Directions:
If a line below contains the string "gyrus", return that line.

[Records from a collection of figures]
^^^^

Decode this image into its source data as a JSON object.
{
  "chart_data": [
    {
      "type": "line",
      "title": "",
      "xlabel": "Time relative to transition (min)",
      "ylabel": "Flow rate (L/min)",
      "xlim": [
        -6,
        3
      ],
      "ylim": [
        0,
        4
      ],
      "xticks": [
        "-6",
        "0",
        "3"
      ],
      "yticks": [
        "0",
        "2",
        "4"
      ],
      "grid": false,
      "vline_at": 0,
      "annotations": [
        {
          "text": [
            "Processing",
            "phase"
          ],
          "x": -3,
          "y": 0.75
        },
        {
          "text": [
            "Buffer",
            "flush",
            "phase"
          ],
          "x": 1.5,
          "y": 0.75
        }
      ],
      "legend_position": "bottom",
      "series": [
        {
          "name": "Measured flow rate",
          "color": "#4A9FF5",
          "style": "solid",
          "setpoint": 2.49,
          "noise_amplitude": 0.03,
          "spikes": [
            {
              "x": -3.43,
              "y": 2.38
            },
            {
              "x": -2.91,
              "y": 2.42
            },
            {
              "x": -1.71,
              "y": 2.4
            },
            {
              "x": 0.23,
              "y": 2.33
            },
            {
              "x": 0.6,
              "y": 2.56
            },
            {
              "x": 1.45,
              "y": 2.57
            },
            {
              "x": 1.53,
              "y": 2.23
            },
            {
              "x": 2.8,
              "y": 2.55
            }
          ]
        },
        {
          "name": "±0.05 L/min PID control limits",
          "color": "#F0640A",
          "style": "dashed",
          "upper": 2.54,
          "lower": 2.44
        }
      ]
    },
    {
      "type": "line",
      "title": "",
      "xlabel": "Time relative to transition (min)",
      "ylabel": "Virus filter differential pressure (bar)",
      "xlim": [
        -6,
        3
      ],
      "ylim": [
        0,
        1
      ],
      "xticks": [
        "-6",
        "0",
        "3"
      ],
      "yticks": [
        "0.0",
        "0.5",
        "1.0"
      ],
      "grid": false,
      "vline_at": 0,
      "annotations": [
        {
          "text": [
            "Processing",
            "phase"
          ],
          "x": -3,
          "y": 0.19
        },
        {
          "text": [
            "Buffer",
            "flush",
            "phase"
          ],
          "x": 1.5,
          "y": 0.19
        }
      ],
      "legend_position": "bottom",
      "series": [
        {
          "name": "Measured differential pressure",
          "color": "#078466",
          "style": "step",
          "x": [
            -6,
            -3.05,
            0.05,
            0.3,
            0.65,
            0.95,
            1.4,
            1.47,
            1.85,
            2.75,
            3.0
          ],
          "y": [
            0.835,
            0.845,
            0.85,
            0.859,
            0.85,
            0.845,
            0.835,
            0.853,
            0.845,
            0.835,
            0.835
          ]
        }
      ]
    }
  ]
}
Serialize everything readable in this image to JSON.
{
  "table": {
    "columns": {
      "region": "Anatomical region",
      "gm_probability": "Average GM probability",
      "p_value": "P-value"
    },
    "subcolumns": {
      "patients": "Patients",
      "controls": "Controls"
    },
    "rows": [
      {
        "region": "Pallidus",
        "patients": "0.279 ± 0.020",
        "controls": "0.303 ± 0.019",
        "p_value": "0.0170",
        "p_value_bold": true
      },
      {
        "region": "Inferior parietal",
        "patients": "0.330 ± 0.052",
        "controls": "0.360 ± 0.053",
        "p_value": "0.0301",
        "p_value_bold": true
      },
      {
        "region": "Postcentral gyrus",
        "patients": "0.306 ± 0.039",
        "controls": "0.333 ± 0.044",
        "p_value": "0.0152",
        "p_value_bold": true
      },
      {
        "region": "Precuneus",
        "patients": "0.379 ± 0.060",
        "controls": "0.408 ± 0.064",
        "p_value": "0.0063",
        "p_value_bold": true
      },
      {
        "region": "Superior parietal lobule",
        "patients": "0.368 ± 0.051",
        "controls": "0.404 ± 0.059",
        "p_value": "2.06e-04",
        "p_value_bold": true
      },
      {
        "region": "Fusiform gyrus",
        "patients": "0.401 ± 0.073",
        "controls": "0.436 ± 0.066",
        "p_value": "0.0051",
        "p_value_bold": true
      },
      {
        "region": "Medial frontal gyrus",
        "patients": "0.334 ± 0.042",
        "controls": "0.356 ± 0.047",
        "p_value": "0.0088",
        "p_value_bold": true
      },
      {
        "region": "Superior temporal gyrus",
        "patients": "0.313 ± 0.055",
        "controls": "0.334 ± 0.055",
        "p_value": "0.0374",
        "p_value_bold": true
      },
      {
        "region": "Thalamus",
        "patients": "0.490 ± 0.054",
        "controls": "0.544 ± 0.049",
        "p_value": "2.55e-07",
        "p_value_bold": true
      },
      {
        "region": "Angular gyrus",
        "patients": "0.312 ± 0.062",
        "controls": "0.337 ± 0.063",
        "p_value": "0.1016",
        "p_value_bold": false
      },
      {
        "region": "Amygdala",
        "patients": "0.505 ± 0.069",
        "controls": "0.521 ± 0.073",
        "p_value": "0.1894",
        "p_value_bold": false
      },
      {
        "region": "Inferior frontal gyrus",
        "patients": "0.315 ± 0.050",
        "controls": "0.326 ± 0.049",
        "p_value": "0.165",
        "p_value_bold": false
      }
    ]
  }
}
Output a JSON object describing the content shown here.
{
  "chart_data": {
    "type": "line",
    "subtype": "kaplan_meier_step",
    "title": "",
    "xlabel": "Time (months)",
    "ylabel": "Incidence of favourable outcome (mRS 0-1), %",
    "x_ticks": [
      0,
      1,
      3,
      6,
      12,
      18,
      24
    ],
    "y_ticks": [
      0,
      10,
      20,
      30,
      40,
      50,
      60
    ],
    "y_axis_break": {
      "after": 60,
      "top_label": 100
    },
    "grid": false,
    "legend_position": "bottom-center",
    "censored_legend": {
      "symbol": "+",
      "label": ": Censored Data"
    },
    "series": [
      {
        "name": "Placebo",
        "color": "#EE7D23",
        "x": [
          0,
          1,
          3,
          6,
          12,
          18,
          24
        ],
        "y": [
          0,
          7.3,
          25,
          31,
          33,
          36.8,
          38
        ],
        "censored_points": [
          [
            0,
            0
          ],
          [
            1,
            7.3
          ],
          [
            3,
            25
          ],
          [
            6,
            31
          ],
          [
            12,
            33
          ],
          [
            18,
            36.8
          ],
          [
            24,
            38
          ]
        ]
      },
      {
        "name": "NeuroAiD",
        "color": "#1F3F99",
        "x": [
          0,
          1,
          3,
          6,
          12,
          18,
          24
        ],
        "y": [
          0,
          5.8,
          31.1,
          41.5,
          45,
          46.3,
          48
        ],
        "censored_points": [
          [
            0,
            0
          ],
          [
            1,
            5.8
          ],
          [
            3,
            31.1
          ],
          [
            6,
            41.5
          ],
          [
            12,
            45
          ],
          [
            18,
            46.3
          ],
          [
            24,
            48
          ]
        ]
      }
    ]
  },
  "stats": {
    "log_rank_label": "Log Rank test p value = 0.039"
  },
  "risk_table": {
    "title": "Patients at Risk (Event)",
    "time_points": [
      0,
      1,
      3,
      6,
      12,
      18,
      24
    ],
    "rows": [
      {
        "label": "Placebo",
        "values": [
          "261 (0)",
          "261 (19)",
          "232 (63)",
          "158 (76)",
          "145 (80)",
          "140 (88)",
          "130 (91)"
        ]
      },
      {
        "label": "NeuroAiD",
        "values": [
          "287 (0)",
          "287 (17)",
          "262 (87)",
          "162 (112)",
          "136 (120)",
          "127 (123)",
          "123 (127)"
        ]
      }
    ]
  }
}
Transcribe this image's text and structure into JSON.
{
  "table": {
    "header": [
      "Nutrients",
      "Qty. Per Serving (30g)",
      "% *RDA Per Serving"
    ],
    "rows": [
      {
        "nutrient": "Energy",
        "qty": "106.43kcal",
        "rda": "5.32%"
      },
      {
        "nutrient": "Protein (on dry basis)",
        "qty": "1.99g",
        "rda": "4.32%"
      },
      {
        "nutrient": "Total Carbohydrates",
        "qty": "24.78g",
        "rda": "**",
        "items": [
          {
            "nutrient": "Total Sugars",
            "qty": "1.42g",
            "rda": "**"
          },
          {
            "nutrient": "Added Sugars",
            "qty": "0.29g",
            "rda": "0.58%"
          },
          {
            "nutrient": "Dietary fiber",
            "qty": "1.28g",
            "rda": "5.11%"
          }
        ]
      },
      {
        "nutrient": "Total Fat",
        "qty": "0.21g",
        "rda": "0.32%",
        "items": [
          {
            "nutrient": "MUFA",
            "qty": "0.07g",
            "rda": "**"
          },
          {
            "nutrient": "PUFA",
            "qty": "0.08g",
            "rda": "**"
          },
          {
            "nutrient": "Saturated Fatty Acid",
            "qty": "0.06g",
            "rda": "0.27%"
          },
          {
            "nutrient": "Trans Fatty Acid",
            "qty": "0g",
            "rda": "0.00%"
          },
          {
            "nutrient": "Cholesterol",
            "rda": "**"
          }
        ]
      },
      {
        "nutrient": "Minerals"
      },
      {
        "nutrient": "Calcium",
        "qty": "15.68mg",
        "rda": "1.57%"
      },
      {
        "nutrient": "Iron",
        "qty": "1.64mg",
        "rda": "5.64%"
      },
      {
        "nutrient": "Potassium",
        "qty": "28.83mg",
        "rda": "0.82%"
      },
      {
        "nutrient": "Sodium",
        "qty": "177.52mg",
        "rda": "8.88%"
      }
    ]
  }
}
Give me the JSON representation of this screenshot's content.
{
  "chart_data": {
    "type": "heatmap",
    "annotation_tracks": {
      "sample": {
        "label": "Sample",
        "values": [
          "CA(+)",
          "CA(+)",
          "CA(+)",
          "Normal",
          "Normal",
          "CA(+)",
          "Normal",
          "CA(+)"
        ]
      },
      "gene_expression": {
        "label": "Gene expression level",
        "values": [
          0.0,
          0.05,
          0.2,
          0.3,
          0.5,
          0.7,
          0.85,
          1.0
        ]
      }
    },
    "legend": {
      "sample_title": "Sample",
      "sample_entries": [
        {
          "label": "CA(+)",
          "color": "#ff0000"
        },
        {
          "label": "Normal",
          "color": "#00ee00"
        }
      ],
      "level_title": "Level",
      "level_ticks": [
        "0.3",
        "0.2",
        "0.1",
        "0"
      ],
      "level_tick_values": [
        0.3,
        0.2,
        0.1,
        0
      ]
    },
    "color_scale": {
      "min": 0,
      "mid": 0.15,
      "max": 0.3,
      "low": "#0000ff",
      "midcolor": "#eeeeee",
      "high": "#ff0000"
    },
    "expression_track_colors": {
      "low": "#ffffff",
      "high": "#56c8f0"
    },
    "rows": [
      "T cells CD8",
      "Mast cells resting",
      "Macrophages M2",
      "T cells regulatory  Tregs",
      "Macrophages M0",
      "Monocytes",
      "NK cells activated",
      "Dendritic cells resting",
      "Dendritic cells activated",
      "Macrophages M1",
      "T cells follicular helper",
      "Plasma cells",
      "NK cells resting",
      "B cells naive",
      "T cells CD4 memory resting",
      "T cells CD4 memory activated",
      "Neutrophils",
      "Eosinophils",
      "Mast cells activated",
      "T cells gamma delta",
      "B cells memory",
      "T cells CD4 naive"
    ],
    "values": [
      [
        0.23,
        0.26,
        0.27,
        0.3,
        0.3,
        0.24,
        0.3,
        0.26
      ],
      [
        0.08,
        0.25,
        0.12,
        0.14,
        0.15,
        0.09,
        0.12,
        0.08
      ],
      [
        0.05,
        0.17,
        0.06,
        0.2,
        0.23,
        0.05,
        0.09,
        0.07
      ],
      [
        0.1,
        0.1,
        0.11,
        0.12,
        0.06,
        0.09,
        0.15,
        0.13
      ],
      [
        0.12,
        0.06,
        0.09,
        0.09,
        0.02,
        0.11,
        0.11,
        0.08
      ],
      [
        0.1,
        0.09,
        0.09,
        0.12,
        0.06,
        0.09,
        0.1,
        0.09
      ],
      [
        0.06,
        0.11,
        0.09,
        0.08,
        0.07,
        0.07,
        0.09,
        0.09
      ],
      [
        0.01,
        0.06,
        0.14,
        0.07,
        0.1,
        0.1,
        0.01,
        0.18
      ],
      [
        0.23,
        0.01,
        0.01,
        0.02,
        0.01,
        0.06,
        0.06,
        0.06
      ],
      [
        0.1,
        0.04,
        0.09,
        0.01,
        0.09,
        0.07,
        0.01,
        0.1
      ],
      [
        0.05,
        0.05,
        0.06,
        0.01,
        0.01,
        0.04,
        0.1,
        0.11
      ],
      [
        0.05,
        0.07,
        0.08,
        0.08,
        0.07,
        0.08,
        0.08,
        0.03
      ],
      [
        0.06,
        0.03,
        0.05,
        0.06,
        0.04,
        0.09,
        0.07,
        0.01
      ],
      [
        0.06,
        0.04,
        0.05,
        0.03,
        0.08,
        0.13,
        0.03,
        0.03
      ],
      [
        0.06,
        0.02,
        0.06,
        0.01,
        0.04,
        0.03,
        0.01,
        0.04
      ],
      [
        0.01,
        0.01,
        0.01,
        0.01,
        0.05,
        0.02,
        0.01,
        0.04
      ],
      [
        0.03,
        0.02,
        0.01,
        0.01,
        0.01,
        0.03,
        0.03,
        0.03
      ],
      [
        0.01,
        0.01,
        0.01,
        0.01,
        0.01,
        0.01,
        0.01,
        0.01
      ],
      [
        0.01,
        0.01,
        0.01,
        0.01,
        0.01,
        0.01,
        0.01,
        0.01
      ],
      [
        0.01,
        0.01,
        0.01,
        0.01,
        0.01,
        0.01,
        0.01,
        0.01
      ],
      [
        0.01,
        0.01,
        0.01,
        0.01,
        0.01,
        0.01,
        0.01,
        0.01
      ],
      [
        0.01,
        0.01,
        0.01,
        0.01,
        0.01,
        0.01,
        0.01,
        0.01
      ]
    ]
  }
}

^^^^

Written response:
        "region": "Postcentral gyrus",
        "region": "Fusiform gyrus",
        "region": "Medial frontal gyrus",
        "region": "Superior temporal gyrus",
        "region": "Angular gyrus",
        "region": "Inferior frontal gyrus",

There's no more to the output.